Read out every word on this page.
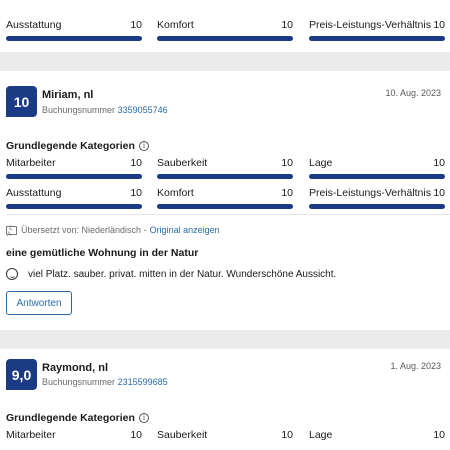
Ausstattung	10 Komfort	10 Preis-Leistungs-Verhältnis 10
10	Miriam, nl
Buchungsnummer 3359055746
10. Aug. 2023
Grundlegende Kategorien	i
Mitarbeiter	10 Sauberkeit	10 Lage	10
Ausstattung	10 Komfort	10 Preis-Leistungs-Verhältnis 10
文A	Übersetzt von: Niederländisch - Original anzeigen
eine gemütliche Wohnung in der Natur
viel Platz. sauber. privat. mitten in der Natur. Wunderschöne Aussicht.
Antworten
9,0 Raymond, nl
Buchungsnummer 2315599685
1. Aug. 2023
Grundlegende Kategorien	i
Mitarbeiter	10 Sauberkeit	10 Lage	10
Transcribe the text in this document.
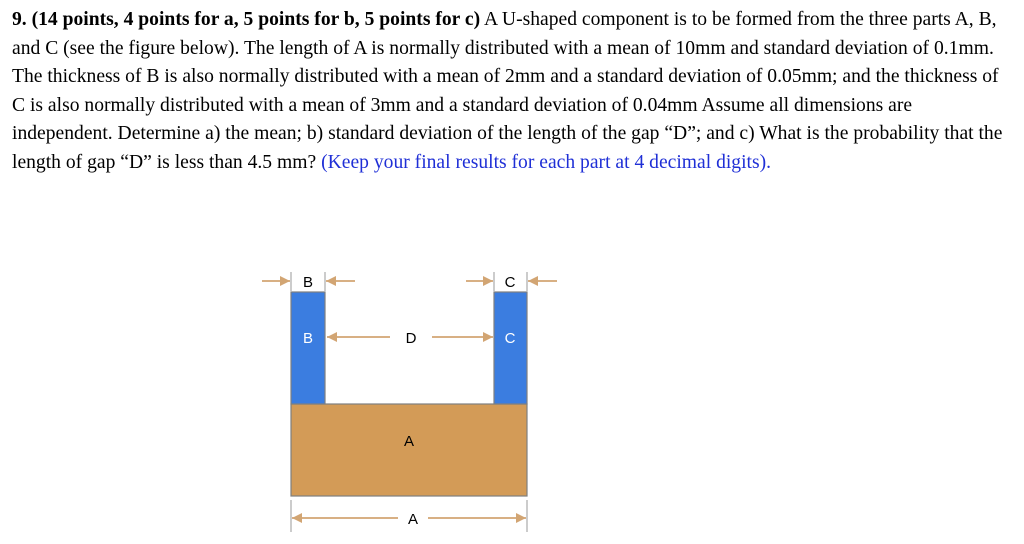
9. (14 points, 4 points for a, 5 points for b, 5 points for c) A U-shaped component is to be formed from the three parts A, B, and C (see the figure below). The length of A is normally distributed with a mean of 10mm and standard deviation of 0.1mm. The thickness of B is also normally distributed with a mean of 2mm and a standard deviation of 0.05mm; and the thickness of C is also normally distributed with a mean of 3mm and a standard deviation of 0.04mm Assume all dimensions are independent. Determine a) the mean; b) standard deviation of the length of the gap “D”; and c) What is the probability that the length of gap “D” is less than 4.5 mm? (Keep your final results for each part at 4 decimal digits).
B	C
B	C
A
D
A
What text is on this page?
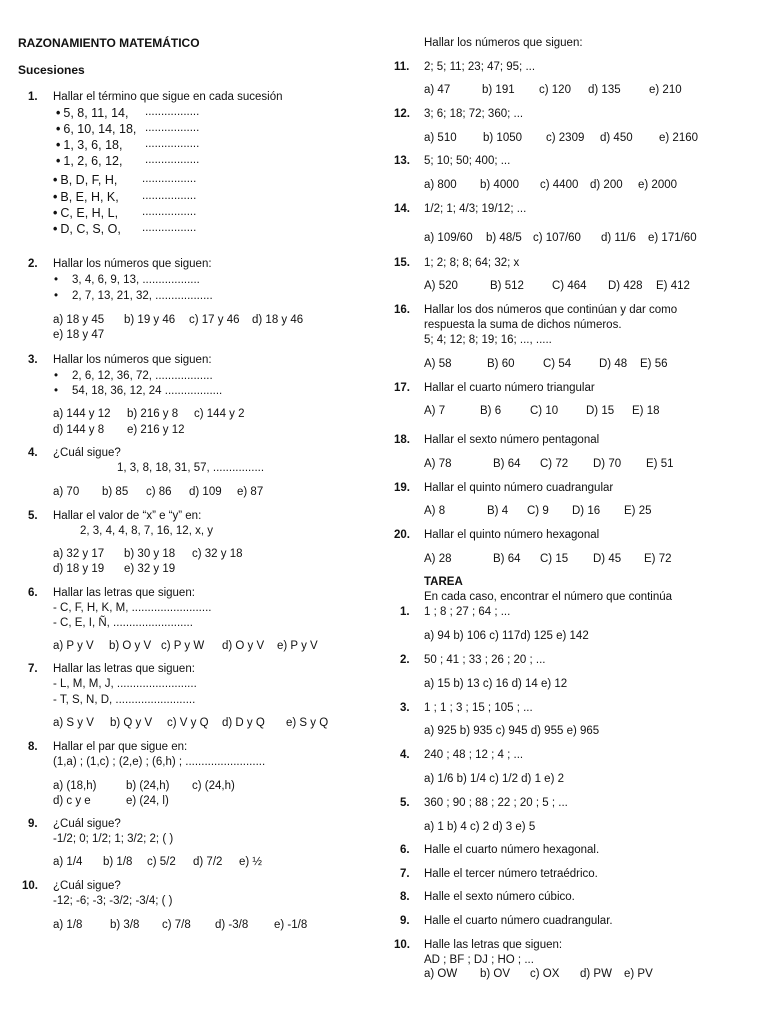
RAZONAMIENTO MATEMÁTICO
Sucesiones
1. Hallar el término que sigue en cada sucesión
• 5, 8, 11, 14, .................
• 6, 10, 14, 18, .................
• 1, 3, 6, 18, .................
• 1, 2, 6, 12, .................
• B, D, F, H, .................
• B, E, H, K, .................
• C, E, H, L, .................
• D, C, S, O, .................
2. Hallar los números que siguen:
• 3, 4, 6, 9, 13, ..................
• 2, 7, 13, 21, 32, ..................
a) 18 y 45 b) 19 y 46 c) 17 y 46 d) 18 y 46
e) 18 y 47
3. Hallar los números que siguen:
• 2, 6, 12, 36, 72, ..................
• 54, 18, 36, 12, 24 ..................
a) 144 y 12 b) 216 y 8 c) 144 y 2
d) 144 y 8 e) 216 y 12
4. ¿Cuál sigue?
1, 3, 8, 18, 31, 57, ................
a) 70 b) 85 c) 86 d) 109 e) 87
5. Hallar el valor de “x” e “y” en:
2, 3, 4, 4, 8, 7, 16, 12, x, y
a) 32 y 17 b) 30 y 18 c) 32 y 18
d) 18 y 19 e) 32 y 19
6. Hallar las letras que siguen:
- C, F, H, K, M, .........................
- C, E, I, Ñ, .........................
a) P y V b) O y V c) P y W d) O y V e) P y V
7. Hallar las letras que siguen:
- L, M, M, J, .........................
- T, S, N, D, .........................
a) S y V b) Q y V c) V y Q d) D y Q e) S y Q
8. Hallar el par que sigue en:
(1,a) ; (1,c) ; (2,e) ; (6,h) ; .........................
a) (18,h)	b) (24,h) c) (24,h)
d) c y e	e) (24, l)
9. ¿Cuál sigue?
-1/2; 0; 1/2; 1; 3/2; 2; ( )
a) 1/4 b) 1/8 c) 5/2 d) 7/2 e) ½
10. ¿Cuál sigue?
-12; -6; -3; -3/2; -3/4; ( )
a) 1/8 b) 3/8 c) 7/8 d) -3/8 e) -1/8
Hallar los números que siguen:
11. 2; 5; 11; 23; 47; 95; ...
a) 47	b) 191 c) 120 d) 135 e) 210
12. 3; 6; 18; 72; 360; ...
a) 510 b) 1050 c) 2309 d) 450 e) 2160
13. 5; 10; 50; 400; ...
a) 800 b) 4000 c) 4400 d) 200 e) 2000
14. 1/2; 1; 4/3; 19/12; ...
a) 109/60 b) 48/5 c) 107/60 d) 11/6 e) 171/60
15. 1; 2; 8; 8; 64; 32; x
A) 520	B) 512 C) 464 D) 428 E) 412
16. Hallar los dos números que continúan y dar como
respuesta la suma de dichos números.
5; 4; 12; 8; 19; 16; ..., .....
A) 58	B) 60 C) 54 D) 48 E) 56
17. Hallar el cuarto número triangular
A) 7	B) 6	C) 10 D) 15 E) 18
18. Hallar el sexto número pentagonal
A) 78	B) 64 C) 72 D) 70 E) 51
19. Hallar el quinto número cuadrangular
A) 8	B) 4 C) 9 D) 16 E) 25
20. Hallar el quinto número hexagonal
A) 28	B) 64 C) 15 D) 45 E) 72
TAREA
En cada caso, encontrar el número que continúa
1. 1 ; 8 ; 27 ; 64 ; ...
a) 94 b) 106 c) 117d) 125 e) 142
2. 50 ; 41 ; 33 ; 26 ; 20 ; ...
a) 15 b) 13 c) 16 d) 14 e) 12
3. 1 ; 1 ; 3 ; 15 ; 105 ; ...
a) 925 b) 935 c) 945 d) 955 e) 965
4. 240 ; 48 ; 12 ; 4 ; ...
a) 1/6 b) 1/4 c) 1/2 d) 1 e) 2
5. 360 ; 90 ; 88 ; 22 ; 20 ; 5 ; ...
a) 1 b) 4 c) 2 d) 3 e) 5
6. Halle el cuarto número hexagonal.
7. Halle el tercer número tetraédrico.
8. Halle el sexto número cúbico.
9. Halle el cuarto número cuadrangular.
10. Halle las letras que siguen:
AD ; BF ; DJ ; HO ; ...
a) OW b) OV c) OX d) PW e) PV
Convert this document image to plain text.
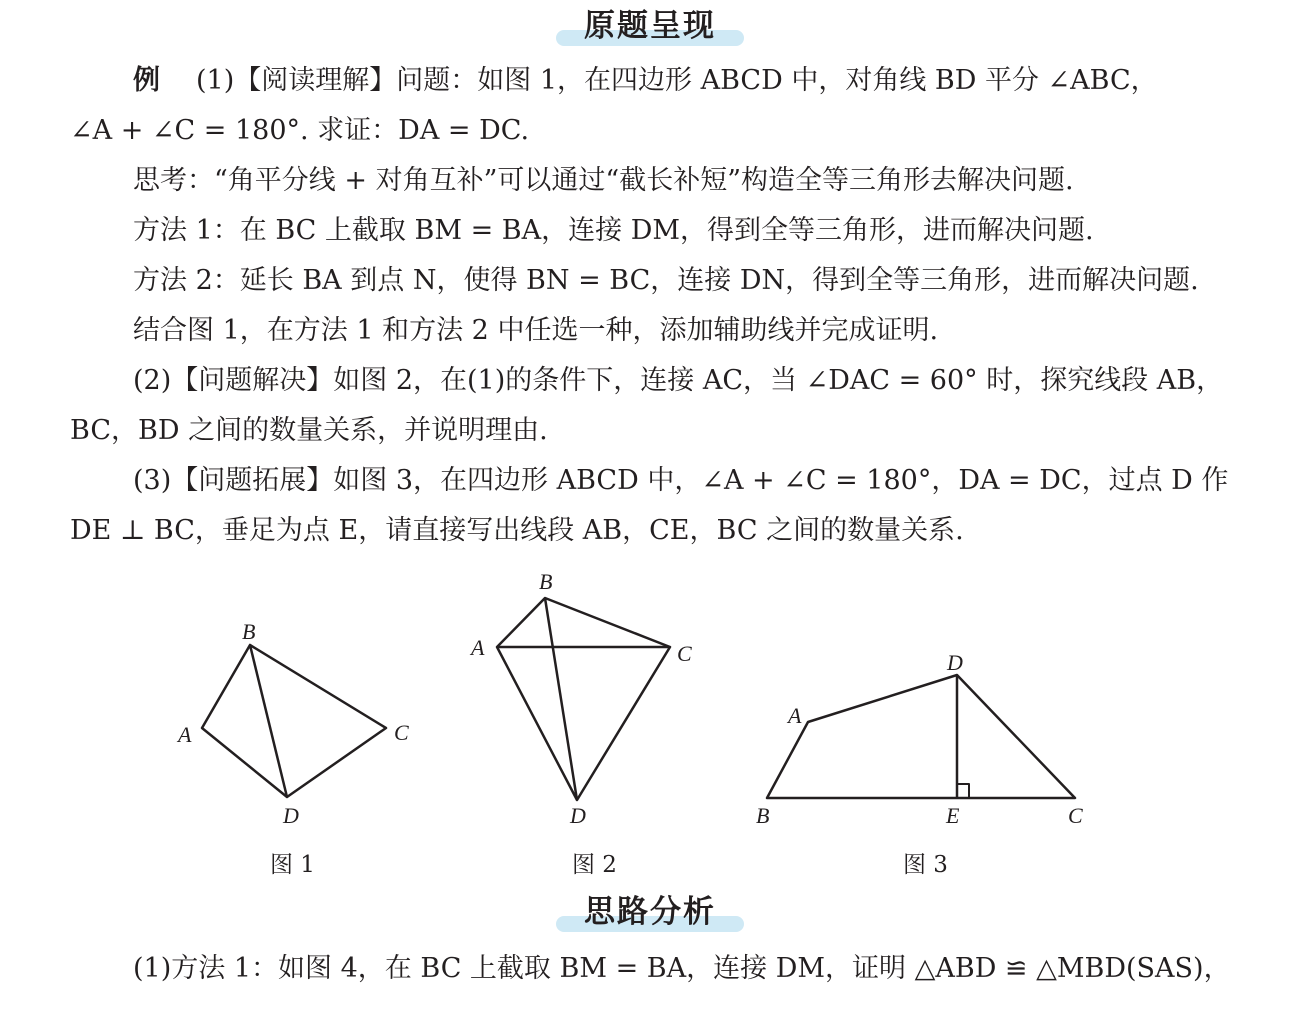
原题呈现
例 (1)【阅读理解】问题：如图 1，在四边形 ABCD 中，对角线 BD 平分 ∠ABC，
∠A + ∠C = 180°. 求证：DA = DC.
思考：“角平分线 + 对角互补”可以通过“截长补短”构造全等三角形去解决问题.
方法 1：在 BC 上截取 BM = BA，连接 DM，得到全等三角形，进而解决问题.
方法 2：延长 BA 到点 N，使得 BN = BC，连接 DN，得到全等三角形，进而解决问题.
结合图 1，在方法 1 和方法 2 中任选一种，添加辅助线并完成证明.
(2)【问题解决】如图 2，在(1)的条件下，连接 AC，当 ∠DAC = 60° 时，探究线段 AB，
BC，BD 之间的数量关系，并说明理由.
(3)【问题拓展】如图 3，在四边形 ABCD 中，∠A + ∠C = 180°，DA = DC，过点 D 作
DE ⊥ BC，垂足为点 E，请直接写出线段 AB，CE，BC 之间的数量关系.
B
A	C
D
B
A	C
D
D
A
B	E	C
图 1	图 2	图 3
思路分析
(1)方法 1：如图 4，在 BC 上截取 BM = BA，连接 DM，证明 △ABD ≌ △MBD(SAS)，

> _Stated goal_
Write out exactly the lines beginning with the line that holds "Convert this document image to plain text." and ending with the final line of the data, both ends included, without the pictures.

> _Final result_
Convert this document image to plain text.
原题呈现
例 (1)【阅读理解】问题：如图 1，在四边形 ABCD 中，对角线 BD 平分 ∠ABC，
∠A + ∠C = 180°. 求证：DA = DC.
思考：“角平分线 + 对角互补”可以通过“截长补短”构造全等三角形去解决问题.
方法 1：在 BC 上截取 BM = BA，连接 DM，得到全等三角形，进而解决问题.
方法 2：延长 BA 到点 N，使得 BN = BC，连接 DN，得到全等三角形，进而解决问题.
结合图 1，在方法 1 和方法 2 中任选一种，添加辅助线并完成证明.
(2)【问题解决】如图 2，在(1)的条件下，连接 AC，当 ∠DAC = 60° 时，探究线段 AB，
BC，BD 之间的数量关系，并说明理由.
(3)【问题拓展】如图 3，在四边形 ABCD 中，∠A + ∠C = 180°，DA = DC，过点 D 作
DE ⊥ BC，垂足为点 E，请直接写出线段 AB，CE，BC 之间的数量关系.
B
A	C
D
B
A	C
D
D
A
B	E	C
图 1	图 2	图 3
思路分析
(1)方法 1：如图 4，在 BC 上截取 BM = BA，连接 DM，证明 △ABD ≌ △MBD(SAS)，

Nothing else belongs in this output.